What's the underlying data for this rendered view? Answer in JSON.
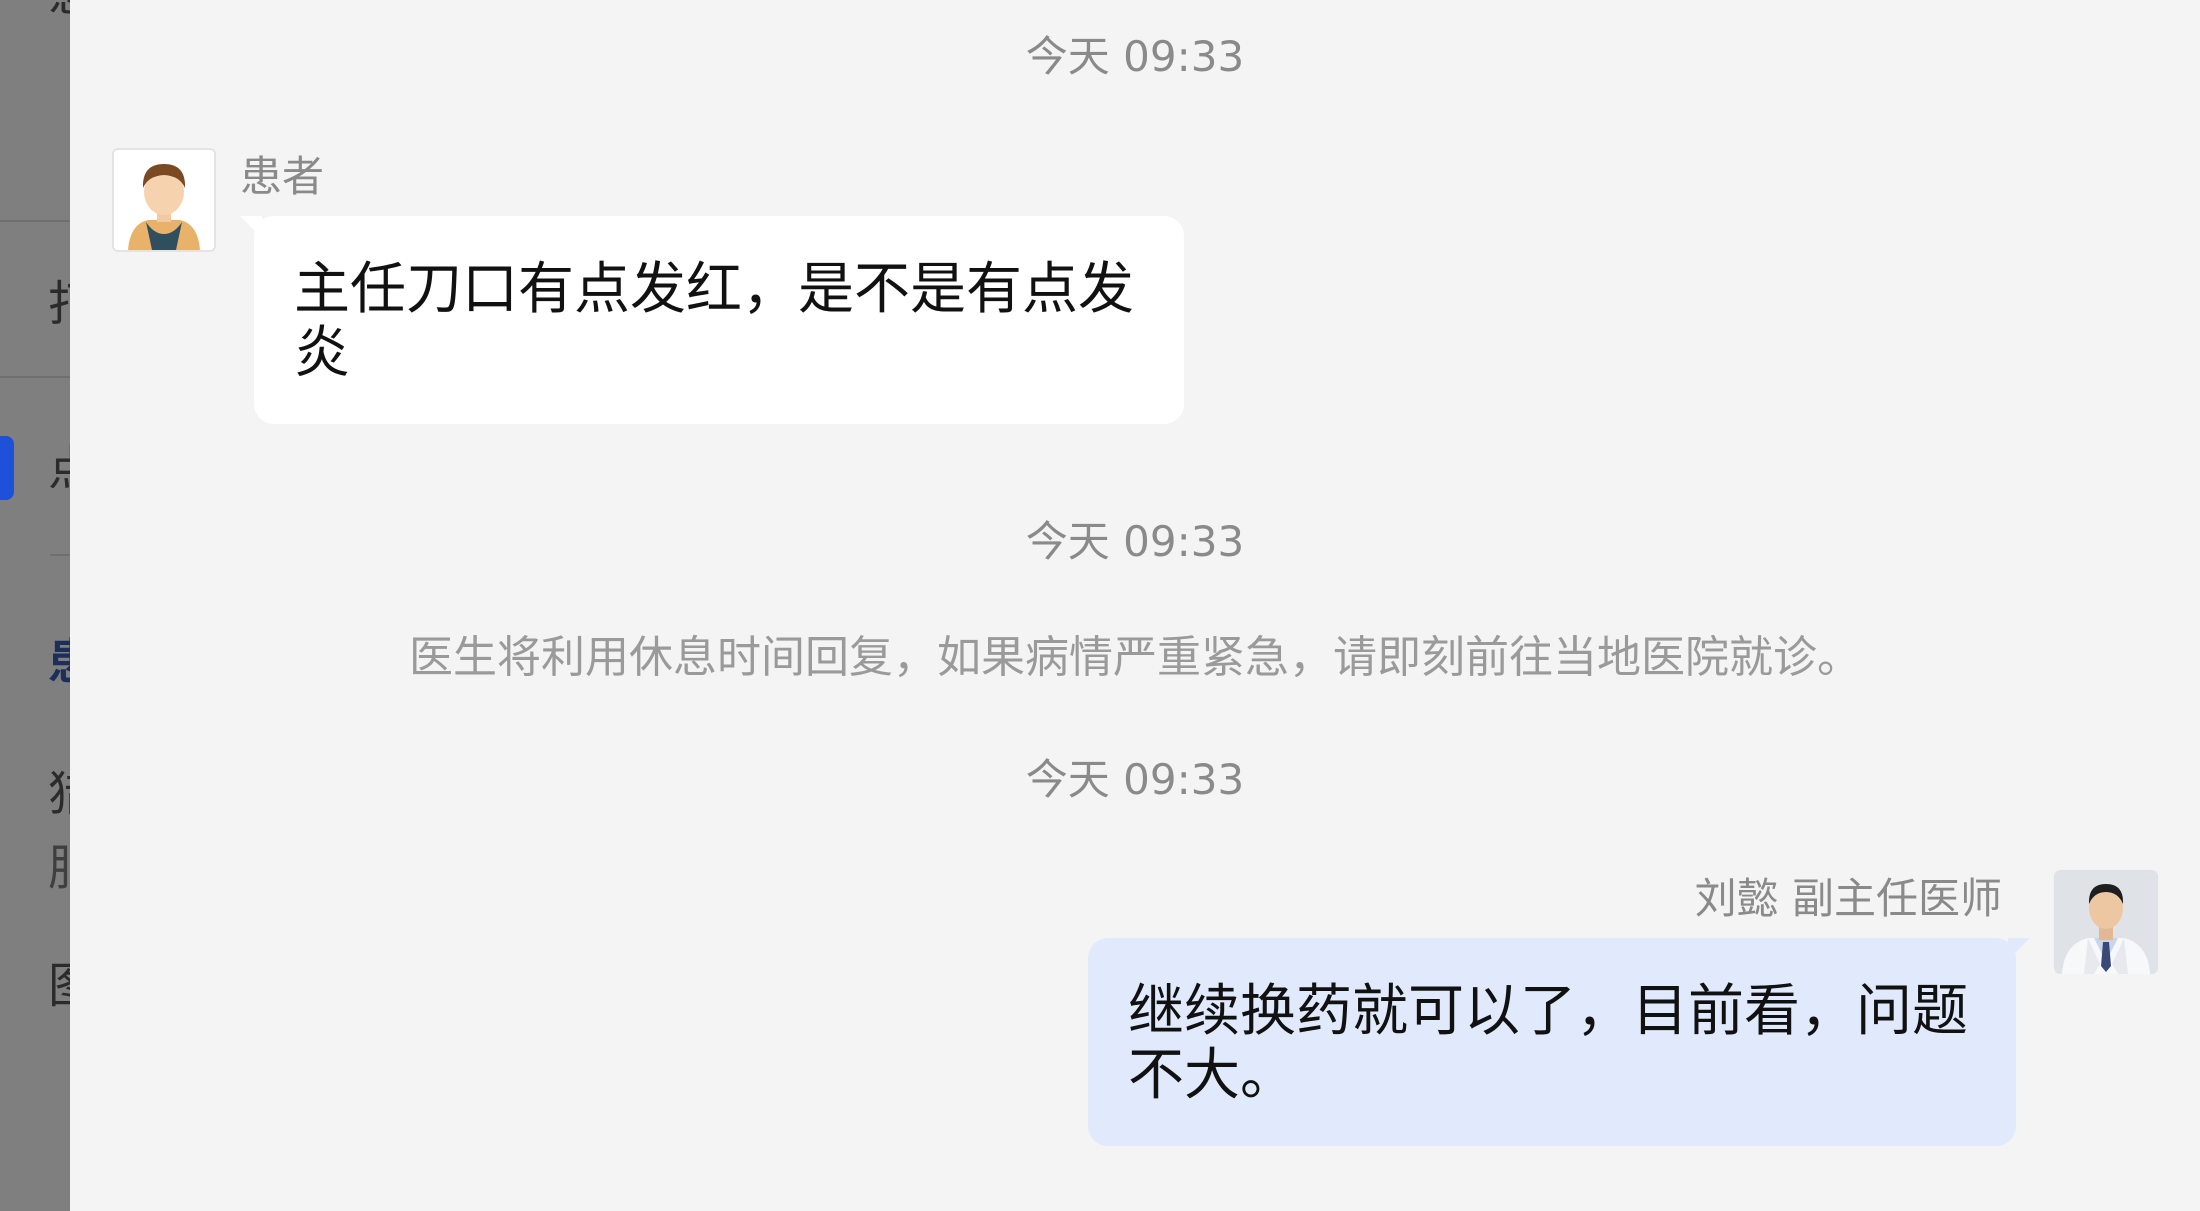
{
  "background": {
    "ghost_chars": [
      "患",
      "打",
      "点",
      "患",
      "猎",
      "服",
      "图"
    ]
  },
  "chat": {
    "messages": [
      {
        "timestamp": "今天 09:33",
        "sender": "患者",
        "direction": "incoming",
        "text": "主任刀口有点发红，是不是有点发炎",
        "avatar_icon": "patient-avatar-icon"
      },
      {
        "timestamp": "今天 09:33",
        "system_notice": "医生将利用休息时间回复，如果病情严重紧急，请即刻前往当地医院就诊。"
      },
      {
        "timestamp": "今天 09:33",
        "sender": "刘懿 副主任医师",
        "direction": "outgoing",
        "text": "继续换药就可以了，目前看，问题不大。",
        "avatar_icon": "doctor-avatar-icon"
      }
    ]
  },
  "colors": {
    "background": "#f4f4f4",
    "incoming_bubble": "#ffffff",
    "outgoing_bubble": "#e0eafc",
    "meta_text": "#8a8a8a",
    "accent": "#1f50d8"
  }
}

## [Given request]
Omit every image. Quote each record exactly.

## [The answer]
What's the underlying data for this rendered view? Answer in JSON.
{
  "background": {
    "ghost_chars": [
      "患",
      "打",
      "点",
      "患",
      "猎",
      "服",
      "图"
    ]
  },
  "chat": {
    "messages": [
      {
        "timestamp": "今天 09:33",
        "sender": "患者",
        "direction": "incoming",
        "text": "主任刀口有点发红，是不是有点发炎",
        "avatar_icon": "patient-avatar-icon"
      },
      {
        "timestamp": "今天 09:33",
        "system_notice": "医生将利用休息时间回复，如果病情严重紧急，请即刻前往当地医院就诊。"
      },
      {
        "timestamp": "今天 09:33",
        "sender": "刘懿 副主任医师",
        "direction": "outgoing",
        "text": "继续换药就可以了，目前看，问题不大。",
        "avatar_icon": "doctor-avatar-icon"
      }
    ]
  },
  "colors": {
    "background": "#f4f4f4",
    "incoming_bubble": "#ffffff",
    "outgoing_bubble": "#e0eafc",
    "meta_text": "#8a8a8a",
    "accent": "#1f50d8"
  }
}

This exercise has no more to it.